== Set problem ==
Retype the whole listing below, character for character.

============

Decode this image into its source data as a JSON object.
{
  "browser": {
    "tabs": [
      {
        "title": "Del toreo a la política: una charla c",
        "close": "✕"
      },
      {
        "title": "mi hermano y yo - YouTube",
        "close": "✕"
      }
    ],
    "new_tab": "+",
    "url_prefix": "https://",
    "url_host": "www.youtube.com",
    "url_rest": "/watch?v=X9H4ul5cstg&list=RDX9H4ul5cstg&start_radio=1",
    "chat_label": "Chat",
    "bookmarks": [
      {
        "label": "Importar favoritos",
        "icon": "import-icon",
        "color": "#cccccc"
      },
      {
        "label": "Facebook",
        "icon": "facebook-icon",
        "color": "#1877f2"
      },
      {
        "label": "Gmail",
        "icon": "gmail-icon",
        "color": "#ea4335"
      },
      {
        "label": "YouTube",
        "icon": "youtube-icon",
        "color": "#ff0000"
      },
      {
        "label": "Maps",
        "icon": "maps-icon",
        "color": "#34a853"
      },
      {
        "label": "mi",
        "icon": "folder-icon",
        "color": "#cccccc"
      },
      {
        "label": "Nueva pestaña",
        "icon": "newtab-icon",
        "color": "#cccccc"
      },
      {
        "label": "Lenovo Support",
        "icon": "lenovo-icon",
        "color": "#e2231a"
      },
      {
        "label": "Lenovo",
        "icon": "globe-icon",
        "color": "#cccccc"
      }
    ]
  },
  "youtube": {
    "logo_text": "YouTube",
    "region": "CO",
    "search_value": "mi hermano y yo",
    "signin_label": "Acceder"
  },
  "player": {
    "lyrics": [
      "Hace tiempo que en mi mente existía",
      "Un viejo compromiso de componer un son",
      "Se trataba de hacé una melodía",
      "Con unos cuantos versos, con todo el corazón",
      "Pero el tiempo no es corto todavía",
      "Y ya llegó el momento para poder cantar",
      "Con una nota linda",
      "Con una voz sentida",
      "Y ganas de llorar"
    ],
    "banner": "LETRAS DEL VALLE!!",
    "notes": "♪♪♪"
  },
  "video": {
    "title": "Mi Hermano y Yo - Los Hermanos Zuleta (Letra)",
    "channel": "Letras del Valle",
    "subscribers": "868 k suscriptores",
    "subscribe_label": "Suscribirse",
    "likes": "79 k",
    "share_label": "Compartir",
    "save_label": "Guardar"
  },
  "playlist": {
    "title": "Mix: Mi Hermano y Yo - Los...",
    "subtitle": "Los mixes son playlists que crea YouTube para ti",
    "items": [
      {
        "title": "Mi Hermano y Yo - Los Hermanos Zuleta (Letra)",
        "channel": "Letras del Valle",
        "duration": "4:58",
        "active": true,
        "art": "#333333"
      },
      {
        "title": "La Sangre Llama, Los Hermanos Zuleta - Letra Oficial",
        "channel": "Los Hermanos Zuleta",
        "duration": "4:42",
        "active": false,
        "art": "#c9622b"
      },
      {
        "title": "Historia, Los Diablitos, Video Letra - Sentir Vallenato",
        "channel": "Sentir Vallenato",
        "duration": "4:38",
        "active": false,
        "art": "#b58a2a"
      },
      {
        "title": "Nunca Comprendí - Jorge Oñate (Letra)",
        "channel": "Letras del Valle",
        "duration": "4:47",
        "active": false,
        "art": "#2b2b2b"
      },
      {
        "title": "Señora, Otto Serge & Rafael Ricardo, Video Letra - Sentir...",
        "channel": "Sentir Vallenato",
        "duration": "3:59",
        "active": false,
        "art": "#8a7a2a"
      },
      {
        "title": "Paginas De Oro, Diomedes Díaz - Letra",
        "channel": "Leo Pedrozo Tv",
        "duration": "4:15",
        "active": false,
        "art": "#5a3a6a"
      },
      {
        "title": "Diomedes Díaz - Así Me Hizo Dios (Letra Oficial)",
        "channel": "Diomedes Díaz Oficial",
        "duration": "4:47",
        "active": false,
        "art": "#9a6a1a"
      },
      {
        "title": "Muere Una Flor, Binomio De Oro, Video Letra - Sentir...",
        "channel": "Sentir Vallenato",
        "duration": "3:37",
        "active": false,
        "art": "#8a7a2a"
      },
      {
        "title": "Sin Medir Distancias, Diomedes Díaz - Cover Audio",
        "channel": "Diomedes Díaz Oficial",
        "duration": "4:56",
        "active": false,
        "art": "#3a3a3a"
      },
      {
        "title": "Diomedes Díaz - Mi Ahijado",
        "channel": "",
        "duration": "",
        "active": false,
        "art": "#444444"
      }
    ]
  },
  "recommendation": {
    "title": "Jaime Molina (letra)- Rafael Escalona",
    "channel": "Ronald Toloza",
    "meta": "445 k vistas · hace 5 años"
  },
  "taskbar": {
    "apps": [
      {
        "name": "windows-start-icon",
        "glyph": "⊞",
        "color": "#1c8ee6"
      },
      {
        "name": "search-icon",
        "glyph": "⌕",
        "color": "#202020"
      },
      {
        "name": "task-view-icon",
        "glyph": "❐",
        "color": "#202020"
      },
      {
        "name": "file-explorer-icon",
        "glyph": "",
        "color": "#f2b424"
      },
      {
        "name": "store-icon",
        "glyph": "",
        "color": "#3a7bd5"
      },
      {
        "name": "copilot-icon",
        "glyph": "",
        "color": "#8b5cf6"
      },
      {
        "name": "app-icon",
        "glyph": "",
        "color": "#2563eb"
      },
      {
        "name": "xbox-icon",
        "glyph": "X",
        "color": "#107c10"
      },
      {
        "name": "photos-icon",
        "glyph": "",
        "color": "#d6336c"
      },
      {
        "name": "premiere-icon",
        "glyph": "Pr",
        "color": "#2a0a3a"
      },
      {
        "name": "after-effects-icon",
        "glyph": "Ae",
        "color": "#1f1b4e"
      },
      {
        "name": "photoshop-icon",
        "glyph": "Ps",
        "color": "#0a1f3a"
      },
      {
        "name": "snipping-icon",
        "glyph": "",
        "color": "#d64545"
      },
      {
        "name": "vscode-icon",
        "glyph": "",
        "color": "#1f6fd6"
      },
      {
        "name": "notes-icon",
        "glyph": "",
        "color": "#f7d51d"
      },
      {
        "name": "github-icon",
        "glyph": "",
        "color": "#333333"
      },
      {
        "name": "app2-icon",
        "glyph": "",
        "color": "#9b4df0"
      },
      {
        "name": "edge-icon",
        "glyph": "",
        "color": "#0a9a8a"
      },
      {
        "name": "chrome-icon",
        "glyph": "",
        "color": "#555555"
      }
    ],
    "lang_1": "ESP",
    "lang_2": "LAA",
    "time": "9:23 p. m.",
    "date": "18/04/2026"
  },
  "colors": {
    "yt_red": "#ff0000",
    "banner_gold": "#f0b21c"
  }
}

============

== Response to this exercise ==
Decode this image into its source data as a JSON object.
{
  "browser": {
    "tabs": [
      {
        "title": "Del toreo a la política: una charla c",
        "close": "✕"
      },
      {
        "title": "mi hermano y yo - YouTube",
        "close": "✕"
      }
    ],
    "new_tab": "+",
    "url_prefix": "https://",
    "url_host": "www.youtube.com",
    "url_rest": "/watch?v=X9H4ul5cstg&list=RDX9H4ul5cstg&start_radio=1",
    "chat_label": "Chat",
    "bookmarks": [
      {
        "label": "Importar favoritos",
        "icon": "import-icon",
        "color": "#cccccc"
      },
      {
        "label": "Facebook",
        "icon": "facebook-icon",
        "color": "#1877f2"
      },
      {
        "label": "Gmail",
        "icon": "gmail-icon",
        "color": "#ea4335"
      },
      {
        "label": "YouTube",
        "icon": "youtube-icon",
        "color": "#ff0000"
      },
      {
        "label": "Maps",
        "icon": "maps-icon",
        "color": "#34a853"
      },
      {
        "label": "mi",
        "icon": "folder-icon",
        "color": "#cccccc"
      },
      {
        "label": "Nueva pestaña",
        "icon": "newtab-icon",
        "color": "#cccccc"
      },
      {
        "label": "Lenovo Support",
        "icon": "lenovo-icon",
        "color": "#e2231a"
      },
      {
        "label": "Lenovo",
        "icon": "globe-icon",
        "color": "#cccccc"
      }
    ]
  },
  "youtube": {
    "logo_text": "YouTube",
    "region": "CO",
    "search_value": "mi hermano y yo",
    "signin_label": "Acceder"
  },
  "player": {
    "lyrics": [
      "Hace tiempo que en mi mente existía",
      "Un viejo compromiso de componer un son",
      "Se trataba de hacé una melodía",
      "Con unos cuantos versos, con todo el corazón",
      "Pero el tiempo no es corto todavía",
      "Y ya llegó el momento para poder cantar",
      "Con una nota linda",
      "Con una voz sentida",
      "Y ganas de llorar"
    ],
    "banner": "LETRAS DEL VALLE!!",
    "notes": "♪♪♪"
  },
  "video": {
    "title": "Mi Hermano y Yo - Los Hermanos Zuleta (Letra)",
    "channel": "Letras del Valle",
    "subscribers": "868 k suscriptores",
    "subscribe_label": "Suscribirse",
    "likes": "79 k",
    "share_label": "Compartir",
    "save_label": "Guardar"
  },
  "playlist": {
    "title": "Mix: Mi Hermano y Yo - Los...",
    "subtitle": "Los mixes son playlists que crea YouTube para ti",
    "items": [
      {
        "title": "Mi Hermano y Yo - Los Hermanos Zuleta (Letra)",
        "channel": "Letras del Valle",
        "duration": "4:58",
        "active": true,
        "art": "#333333"
      },
      {
        "title": "La Sangre Llama, Los Hermanos Zuleta - Letra Oficial",
        "channel": "Los Hermanos Zuleta",
        "duration": "4:42",
        "active": false,
        "art": "#c9622b"
      },
      {
        "title": "Historia, Los Diablitos, Video Letra - Sentir Vallenato",
        "channel": "Sentir Vallenato",
        "duration": "4:38",
        "active": false,
        "art": "#b58a2a"
      },
      {
        "title": "Nunca Comprendí - Jorge Oñate (Letra)",
        "channel": "Letras del Valle",
        "duration": "4:47",
        "active": false,
        "art": "#2b2b2b"
      },
      {
        "title": "Señora, Otto Serge & Rafael Ricardo, Video Letra - Sentir...",
        "channel": "Sentir Vallenato",
        "duration": "3:59",
        "active": false,
        "art": "#8a7a2a"
      },
      {
        "title": "Paginas De Oro, Diomedes Díaz - Letra",
        "channel": "Leo Pedrozo Tv",
        "duration": "4:15",
        "active": false,
        "art": "#5a3a6a"
      },
      {
        "title": "Diomedes Díaz - Así Me Hizo Dios (Letra Oficial)",
        "channel": "Diomedes Díaz Oficial",
        "duration": "4:47",
        "active": false,
        "art": "#9a6a1a"
      },
      {
        "title": "Muere Una Flor, Binomio De Oro, Video Letra - Sentir...",
        "channel": "Sentir Vallenato",
        "duration": "3:37",
        "active": false,
        "art": "#8a7a2a"
      },
      {
        "title": "Sin Medir Distancias, Diomedes Díaz - Cover Audio",
        "channel": "Diomedes Díaz Oficial",
        "duration": "4:56",
        "active": false,
        "art": "#3a3a3a"
      },
      {
        "title": "Diomedes Díaz - Mi Ahijado",
        "channel": "",
        "duration": "",
        "active": false,
        "art": "#444444"
      }
    ]
  },
  "recommendation": {
    "title": "Jaime Molina (letra)- Rafael Escalona",
    "channel": "Ronald Toloza",
    "meta": "445 k vistas · hace 5 años"
  },
  "taskbar": {
    "apps": [
      {
        "name": "windows-start-icon",
        "glyph": "⊞",
        "color": "#1c8ee6"
      },
      {
        "name": "search-icon",
        "glyph": "⌕",
        "color": "#202020"
      },
      {
        "name": "task-view-icon",
        "glyph": "❐",
        "color": "#202020"
      },
      {
        "name": "file-explorer-icon",
        "glyph": "",
        "color": "#f2b424"
      },
      {
        "name": "store-icon",
        "glyph": "",
        "color": "#3a7bd5"
      },
      {
        "name": "copilot-icon",
        "glyph": "",
        "color": "#8b5cf6"
      },
      {
        "name": "app-icon",
        "glyph": "",
        "color": "#2563eb"
      },
      {
        "name": "xbox-icon",
        "glyph": "X",
        "color": "#107c10"
      },
      {
        "name": "photos-icon",
        "glyph": "",
        "color": "#d6336c"
      },
      {
        "name": "premiere-icon",
        "glyph": "Pr",
        "color": "#2a0a3a"
      },
      {
        "name": "after-effects-icon",
        "glyph": "Ae",
        "color": "#1f1b4e"
      },
      {
        "name": "photoshop-icon",
        "glyph": "Ps",
        "color": "#0a1f3a"
      },
      {
        "name": "snipping-icon",
        "glyph": "",
        "color": "#d64545"
      },
      {
        "name": "vscode-icon",
        "glyph": "",
        "color": "#1f6fd6"
      },
      {
        "name": "notes-icon",
        "glyph": "",
        "color": "#f7d51d"
      },
      {
        "name": "github-icon",
        "glyph": "",
        "color": "#333333"
      },
      {
        "name": "app2-icon",
        "glyph": "",
        "color": "#9b4df0"
      },
      {
        "name": "edge-icon",
        "glyph": "",
        "color": "#0a9a8a"
      },
      {
        "name": "chrome-icon",
        "glyph": "",
        "color": "#555555"
      }
    ],
    "lang_1": "ESP",
    "lang_2": "LAA",
    "time": "9:23 p. m.",
    "date": "18/04/2026"
  },
  "colors": {
    "yt_red": "#ff0000",
    "banner_gold": "#f0b21c"
  }
}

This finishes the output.